### THE PROBLEM
Please say how many lines in the material include the string "company", and nothing else.

### DATA FOR REVIEW
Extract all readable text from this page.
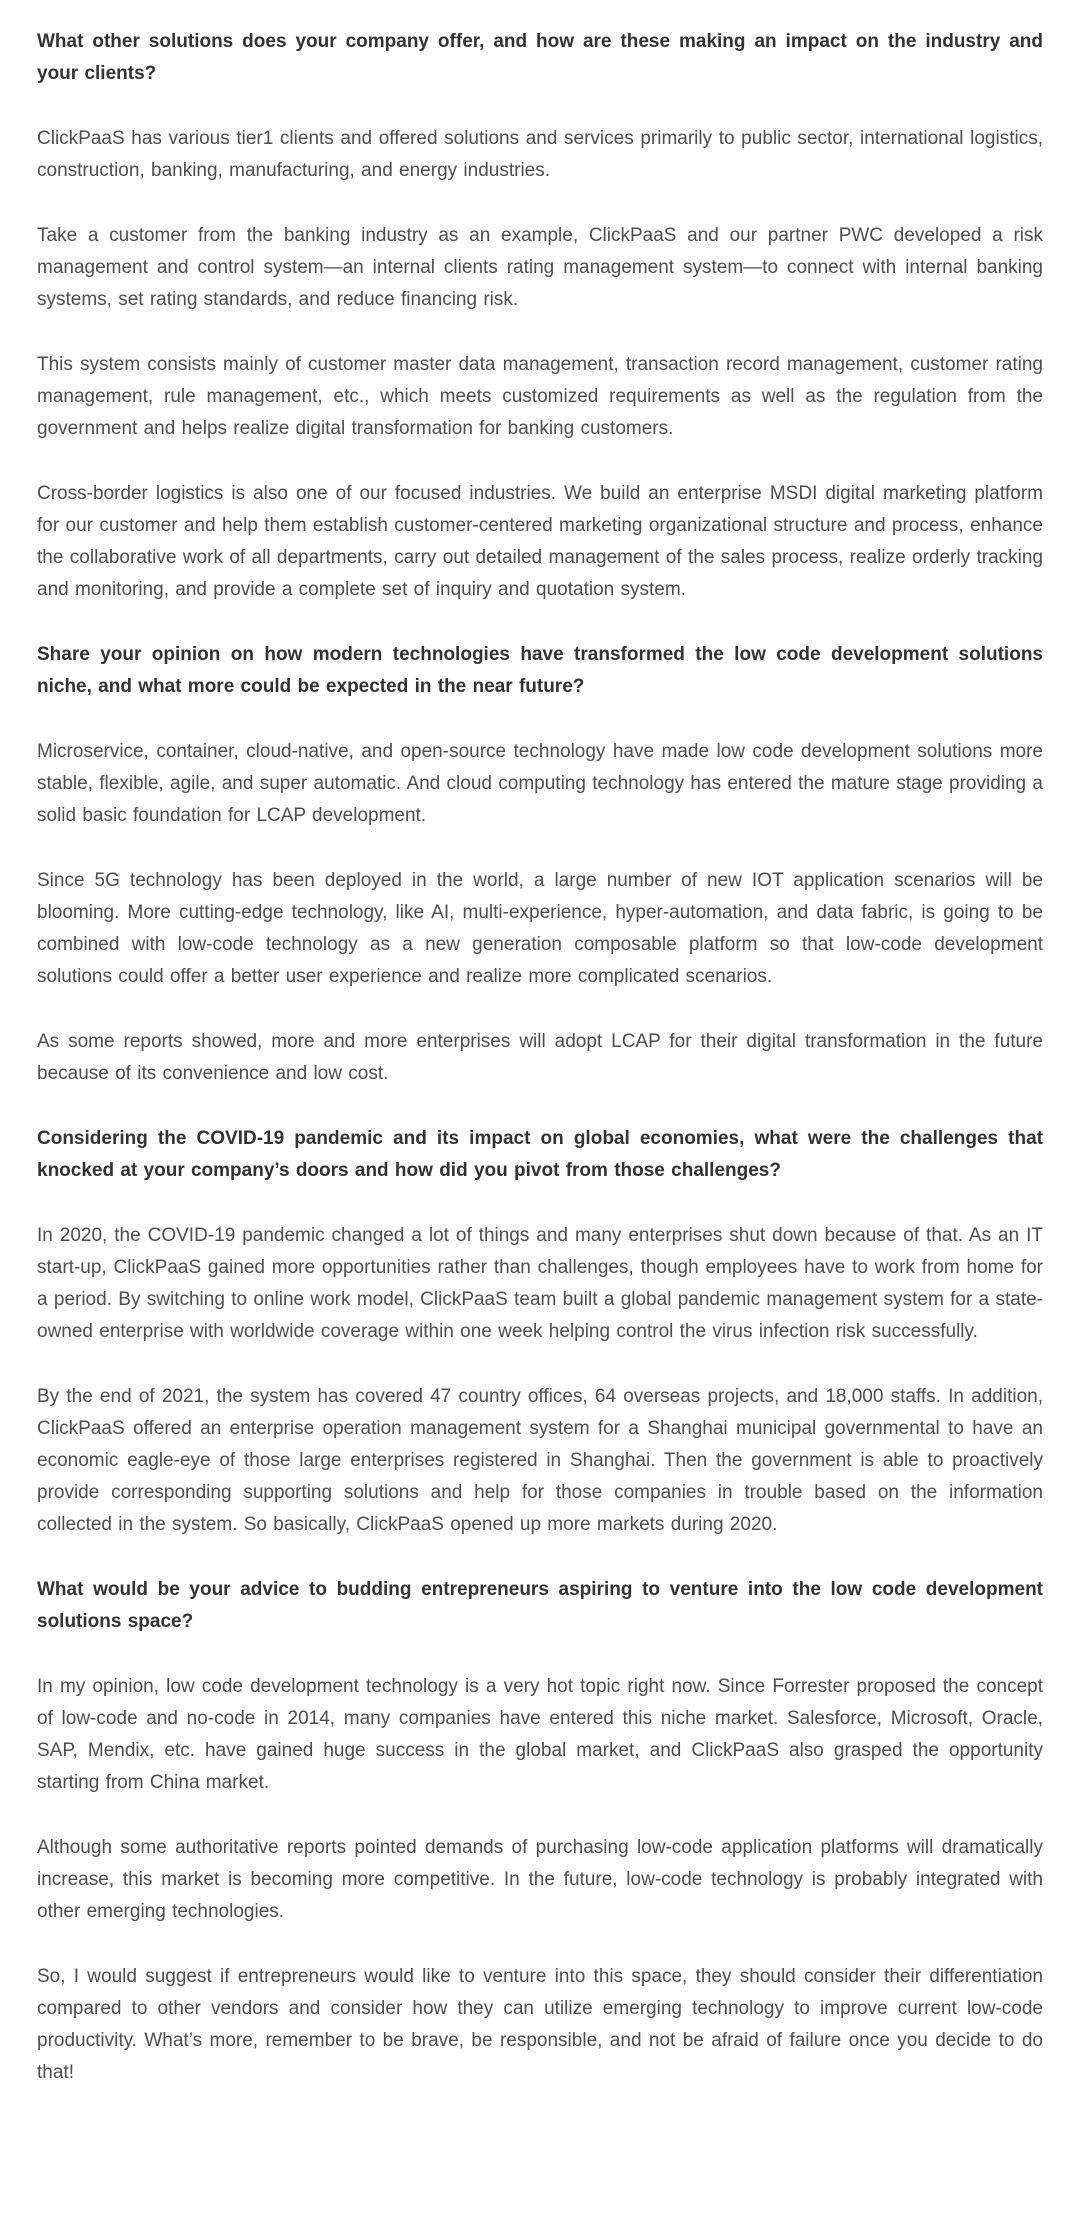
What other solutions does your company offer, and how are these making an impact on the industry and your clients?

ClickPaaS has various tier1 clients and offered solutions and services primarily to public sector, international logistics, construction, banking, manufacturing, and energy industries.

Take a customer from the banking industry as an example, ClickPaaS and our partner PWC developed a risk management and control system—an internal clients rating management system—to connect with internal banking systems, set rating standards, and reduce financing risk.

This system consists mainly of customer master data management, transaction record management, customer rating management, rule management, etc., which meets customized requirements as well as the regulation from the government and helps realize digital transformation for banking customers.

Cross-border logistics is also one of our focused industries. We build an enterprise MSDI digital marketing platform for our customer and help them establish customer-centered marketing organizational structure and process, enhance the collaborative work of all departments, carry out detailed management of the sales process, realize orderly tracking and monitoring, and provide a complete set of inquiry and quotation system.

Share your opinion on how modern technologies have transformed the low code development solutions niche, and what more could be expected in the near future?

Microservice, container, cloud-native, and open-source technology have made low code development solutions more stable, flexible, agile, and super automatic. And cloud computing technology has entered the mature stage providing a solid basic foundation for LCAP development.

Since 5G technology has been deployed in the world, a large number of new IOT application scenarios will be blooming. More cutting-edge technology, like AI, multi-experience, hyper-automation, and data fabric, is going to be combined with low-code technology as a new generation composable platform so that low-code development solutions could offer a better user experience and realize more complicated scenarios.

As some reports showed, more and more enterprises will adopt LCAP for their digital transformation in the future because of its convenience and low cost.

Considering the COVID-19 pandemic and its impact on global economies, what were the challenges that knocked at your company’s doors and how did you pivot from those challenges?

In 2020, the COVID-19 pandemic changed a lot of things and many enterprises shut down because of that. As an IT start-up, ClickPaaS gained more opportunities rather than challenges, though employees have to work from home for a period. By switching to online work model, ClickPaaS team built a global pandemic management system for a state-owned enterprise with worldwide coverage within one week helping control the virus infection risk successfully.

By the end of 2021, the system has covered 47 country offices, 64 overseas projects, and 18,000 staffs. In addition, ClickPaaS offered an enterprise operation management system for a Shanghai municipal governmental to have an economic eagle-eye of those large enterprises registered in Shanghai. Then the government is able to proactively provide corresponding supporting solutions and help for those companies in trouble based on the information collected in the system. So basically, ClickPaaS opened up more markets during 2020.

What would be your advice to budding entrepreneurs aspiring to venture into the low code development solutions space?

In my opinion, low code development technology is a very hot topic right now. Since Forrester proposed the concept of low-code and no-code in 2014, many companies have entered this niche market. Salesforce, Microsoft, Oracle, SAP, Mendix, etc. have gained huge success in the global market, and ClickPaaS also grasped the opportunity starting from China market.

Although some authoritative reports pointed demands of purchasing low-code application platforms will dramatically increase, this market is becoming more competitive. In the future, low-code technology is probably integrated with other emerging technologies.

So, I would suggest if entrepreneurs would like to venture into this space, they should consider their differentiation compared to other vendors and consider how they can utilize emerging technology to improve current low-code productivity. What’s more, remember to be brave, be responsible, and not be afraid of failure once you decide to do that!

### SOLUTION FOR THIS EXERCISE
2